WORK TO COMPLETE.
Which of the lines below contain the string "inte"? Copy each one.

DATA SUPPLIED.
▶

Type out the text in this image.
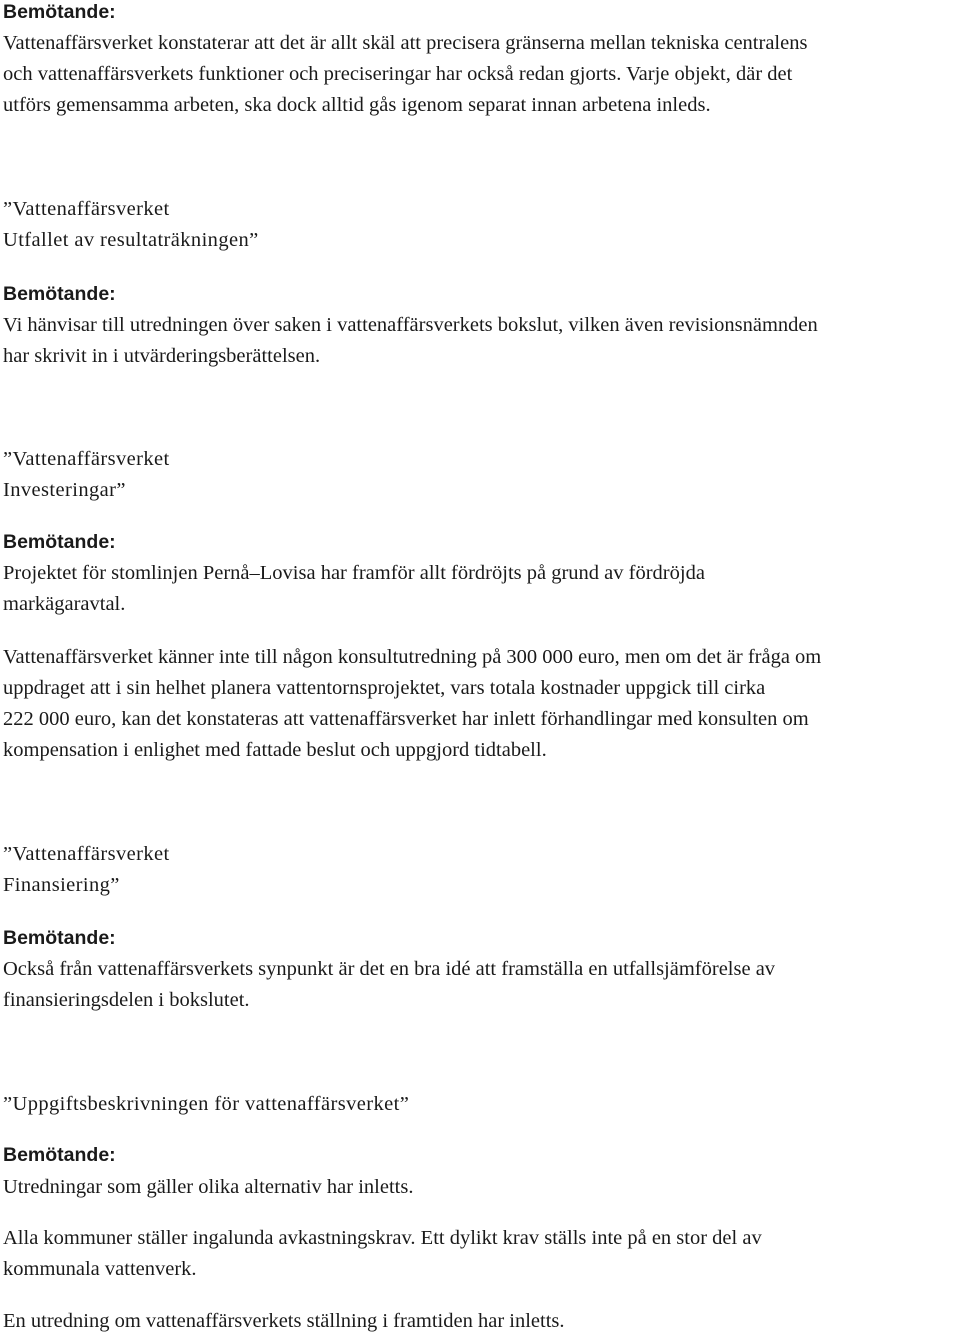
Bemötande:

Vattenaffärsverket konstaterar att det är allt skäl att precisera gränserna mellan tekniska centralens

och vattenaffärsverkets funktioner och preciseringar har också redan gjorts. Varje objekt, där det

utförs gemensamma arbeten, ska dock alltid gås igenom separat innan arbetena inleds.

”Vattenaffärsverket

Utfallet av resultaträkningen”

Bemötande:

Vi hänvisar till utredningen över saken i vattenaffärsverkets bokslut, vilken även revisionsnämnden

har skrivit in i utvärderingsberättelsen.

”Vattenaffärsverket

Investeringar”

Bemötande:

Projektet för stomlinjen Pernå–Lovisa har framför allt fördröjts på grund av fördröjda

markägaravtal.

Vattenaffärsverket känner inte till någon konsultutredning på 300 000 euro, men om det är fråga om

uppdraget att i sin helhet planera vattentornsprojektet, vars totala kostnader uppgick till cirka

222 000 euro, kan det konstateras att vattenaffärsverket har inlett förhandlingar med konsulten om

kompensation i enlighet med fattade beslut och uppgjord tidtabell.

”Vattenaffärsverket

Finansiering”

Bemötande:

Också från vattenaffärsverkets synpunkt är det en bra idé att framställa en utfallsjämförelse av

finansieringsdelen i bokslutet.

”Uppgiftsbeskrivningen för vattenaffärsverket”

Bemötande:

Utredningar som gäller olika alternativ har inletts.

Alla kommuner ställer ingalunda avkastningskrav. Ett dylikt krav ställs inte på en stor del av

kommunala vattenverk.

En utredning om vattenaffärsverkets ställning i framtiden har inletts.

◀

RESULT OF THE TASK.
Vattenaffärsverket känner inte till någon konsultutredning på 300 000 euro, men om det är fråga om
Alla kommuner ställer ingalunda avkastningskrav. Ett dylikt krav ställs inte på en stor del av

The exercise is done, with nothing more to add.